## TEXT PASSAGE

The local LLM ecosystem doesn’t need Ollama

Licensing, Attribution, and Ethics

  • Many comments focus on Ollama’s use of llama.cpp under a permissive license but with weak or late attribution.
  • Several see this as technically legal but socially harmful: taking “social upside” from open source while minimizing credit and creating lock‑in.
  • Others argue MIT-style licenses explicitly allow this; if developers wanted stronger reciprocity, they should have chosen GPL.
  • There’s broad agreement that at minimum, clear, prominent attribution should have been there from the start.

Lock‑in, Model Storage, and Interop

  • A frequent complaint: Ollama’s hashed blob storage and proprietary manifests mean downloaded models can’t be easily reused by other tools.
  • This leads to duplicated multi‑GB downloads and makes switching away costly once invested.
  • Some contrast this with tools that use standard GGUF files in Hugging Face caches, which multiple runtimes can share.

Performance and Technical Behavior

  • Many report llama.cpp (via llama-server or similar) runs the same models faster, with better memory use, and supports newer architectures sooner.
  • Concurrency and batching in llama.cpp’s server are highlighted as stronger, especially for multi-user or multi-bot setups.
  • Others note that both Ollama and llama.cpp can lag behind brand‑new models until backends update; running very new architectures may require tracking latest builds.

UX, Ease of Use, and Model Management

  • A major dividing line: some say Ollama is “1000x easier,” especially for casual or Mac users wanting a quick “just works” experience.
  • Others find modern llama.cpp workflows comparably simple (e.g., brew install + single llama-server -hf … command) and note it now ships with a web UI and OpenAI-compatible API.
  • Several tools are cited as user-friendly alternatives: LM Studio, Jan, koboldcpp, llamafile, LlamaBarn, vLLM (for servers), various MLX-based options.
  • Some users say these alternatives were slower or didn’t work on their specific hardware; others report the opposite and prefer them to Ollama.

Broader Business and Community Concerns

  • Multiple comments criticize a perceived VC/YC “wrapper + lock-in + cloud monetization” playbook.
  • A few defend Ollama as a company under pressure to monetize and argue that open source plus commercial wrappers is inevitable.
  • Several note that with strong alternatives and rapid progress in llama.cpp and related tools, Ollama’s technical and community missteps make it easier to switch.

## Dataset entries
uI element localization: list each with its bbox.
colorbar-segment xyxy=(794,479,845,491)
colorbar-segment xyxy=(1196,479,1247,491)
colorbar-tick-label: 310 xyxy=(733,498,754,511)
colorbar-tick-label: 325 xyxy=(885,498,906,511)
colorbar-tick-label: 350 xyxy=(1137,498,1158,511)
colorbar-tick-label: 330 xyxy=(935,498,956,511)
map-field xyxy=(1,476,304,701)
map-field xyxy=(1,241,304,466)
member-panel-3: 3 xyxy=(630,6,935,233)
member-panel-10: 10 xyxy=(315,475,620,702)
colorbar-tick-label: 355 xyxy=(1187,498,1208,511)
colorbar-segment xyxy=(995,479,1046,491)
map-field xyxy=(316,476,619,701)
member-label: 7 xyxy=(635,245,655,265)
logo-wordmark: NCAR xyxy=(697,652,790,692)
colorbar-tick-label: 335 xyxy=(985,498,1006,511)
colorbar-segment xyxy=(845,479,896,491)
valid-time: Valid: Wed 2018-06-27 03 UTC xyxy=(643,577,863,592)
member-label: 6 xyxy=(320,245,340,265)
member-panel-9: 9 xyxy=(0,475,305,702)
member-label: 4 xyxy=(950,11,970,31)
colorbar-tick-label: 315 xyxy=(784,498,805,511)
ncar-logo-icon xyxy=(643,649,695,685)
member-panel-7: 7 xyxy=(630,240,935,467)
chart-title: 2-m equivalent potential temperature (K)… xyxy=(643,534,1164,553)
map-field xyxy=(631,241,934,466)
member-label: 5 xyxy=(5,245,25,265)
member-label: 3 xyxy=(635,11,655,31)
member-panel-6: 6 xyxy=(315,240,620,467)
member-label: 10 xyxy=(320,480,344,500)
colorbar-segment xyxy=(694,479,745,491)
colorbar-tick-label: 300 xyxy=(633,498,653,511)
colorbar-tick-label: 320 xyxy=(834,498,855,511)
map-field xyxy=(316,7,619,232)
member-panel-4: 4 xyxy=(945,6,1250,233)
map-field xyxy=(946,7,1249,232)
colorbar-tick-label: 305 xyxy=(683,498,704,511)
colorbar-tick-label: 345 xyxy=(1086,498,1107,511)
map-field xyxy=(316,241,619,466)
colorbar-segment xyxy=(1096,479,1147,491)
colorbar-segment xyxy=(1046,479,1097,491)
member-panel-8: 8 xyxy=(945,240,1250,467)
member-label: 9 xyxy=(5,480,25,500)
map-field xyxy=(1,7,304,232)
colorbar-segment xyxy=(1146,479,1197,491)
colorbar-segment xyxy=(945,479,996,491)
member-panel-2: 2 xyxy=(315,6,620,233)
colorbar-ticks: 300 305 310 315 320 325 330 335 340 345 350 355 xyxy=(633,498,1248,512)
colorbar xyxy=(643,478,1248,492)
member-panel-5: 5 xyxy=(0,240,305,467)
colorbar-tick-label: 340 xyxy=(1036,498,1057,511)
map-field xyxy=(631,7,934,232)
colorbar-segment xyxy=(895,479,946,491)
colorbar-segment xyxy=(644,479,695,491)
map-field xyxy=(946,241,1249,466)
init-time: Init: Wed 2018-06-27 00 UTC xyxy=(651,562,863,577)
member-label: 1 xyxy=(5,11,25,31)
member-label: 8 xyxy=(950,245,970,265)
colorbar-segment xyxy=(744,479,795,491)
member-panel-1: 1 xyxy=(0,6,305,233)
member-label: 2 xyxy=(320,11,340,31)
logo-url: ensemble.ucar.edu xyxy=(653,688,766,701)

## EXERCISE REQUIREMENTS
**A)** Answer these questions about the Ollama summary:
(i) What two features of Ollama's model storage does the summary say keep other tools from reusing downloaded models?
(ii) Which license do some commenters say developers should have chosen if they wanted stronger reciprocity?
(iii) Which alternative tool is marked as being "for servers"?
**B)** Write out the Ollama summary between "Licensing, Attribution, and" and "from the start.", inclusive, replacing "reciprocity" with "mutual obligation".

## ANSWERS TO EACH TASK
**A)**
(i) Hashed blob storage and proprietary manifests.
(ii) GPL.
(iii) vLLM.

**B)**
Licensing, Attribution, and Ethics

  • Many comments focus on Ollama’s use of llama.cpp under a permissive license but with weak or late attribution.
  • Several see this as technically legal but socially harmful: taking “social upside” from open source while minimizing credit and creating lock‑in.
  • Others argue MIT-style licenses explicitly allow this; if developers wanted stronger mutual obligation, they should have chosen GPL.
  • There’s broad agreement that at minimum, clear, prominent attribution should have been there from the start.